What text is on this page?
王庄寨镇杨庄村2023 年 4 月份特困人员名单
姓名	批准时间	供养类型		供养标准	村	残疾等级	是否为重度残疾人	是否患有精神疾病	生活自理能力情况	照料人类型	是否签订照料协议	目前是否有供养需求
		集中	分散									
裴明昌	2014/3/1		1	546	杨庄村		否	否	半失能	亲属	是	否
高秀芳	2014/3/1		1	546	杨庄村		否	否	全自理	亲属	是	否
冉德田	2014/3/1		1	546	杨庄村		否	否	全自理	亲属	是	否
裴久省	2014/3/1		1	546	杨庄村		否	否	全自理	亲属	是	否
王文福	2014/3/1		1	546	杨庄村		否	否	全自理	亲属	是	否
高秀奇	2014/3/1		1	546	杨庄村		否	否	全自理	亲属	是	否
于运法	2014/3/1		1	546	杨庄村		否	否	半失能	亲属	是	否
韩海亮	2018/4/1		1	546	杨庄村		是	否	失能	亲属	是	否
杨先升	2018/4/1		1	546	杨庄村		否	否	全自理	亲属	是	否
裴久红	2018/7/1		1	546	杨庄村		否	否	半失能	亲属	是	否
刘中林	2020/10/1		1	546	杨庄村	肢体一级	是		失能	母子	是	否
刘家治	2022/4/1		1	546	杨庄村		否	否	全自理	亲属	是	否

■ ■ ■

Using the data above, output each line exactly.

What text is on this page?
王庄寨镇杨庄村2023 年 4 月份特困人员名单
姓名	批准时间	供养类型		供养标准	村	残疾等级	是否为重度残疾人	是否患有精神疾病	生活自理能力情况	照料人类型	是否签订照料协议	目前是否有供养需求
		集中	分散									
裴明昌	2014/3/1		1	546	杨庄村		否	否	半失能	亲属	是	否
高秀芳	2014/3/1		1	546	杨庄村		否	否	全自理	亲属	是	否
冉德田	2014/3/1		1	546	杨庄村		否	否	全自理	亲属	是	否
裴久省	2014/3/1		1	546	杨庄村		否	否	全自理	亲属	是	否
王文福	2014/3/1		1	546	杨庄村		否	否	全自理	亲属	是	否
高秀奇	2014/3/1		1	546	杨庄村		否	否	全自理	亲属	是	否
于运法	2014/3/1		1	546	杨庄村		否	否	半失能	亲属	是	否
韩海亮	2018/4/1		1	546	杨庄村		是	否	失能	亲属	是	否
杨先升	2018/4/1		1	546	杨庄村		否	否	全自理	亲属	是	否
裴久红	2018/7/1		1	546	杨庄村		否	否	半失能	亲属	是	否
刘中林	2020/10/1		1	546	杨庄村	肢体一级	是		失能	母子	是	否
刘家治	2022/4/1		1	546	杨庄村		否	否	全自理	亲属	是	否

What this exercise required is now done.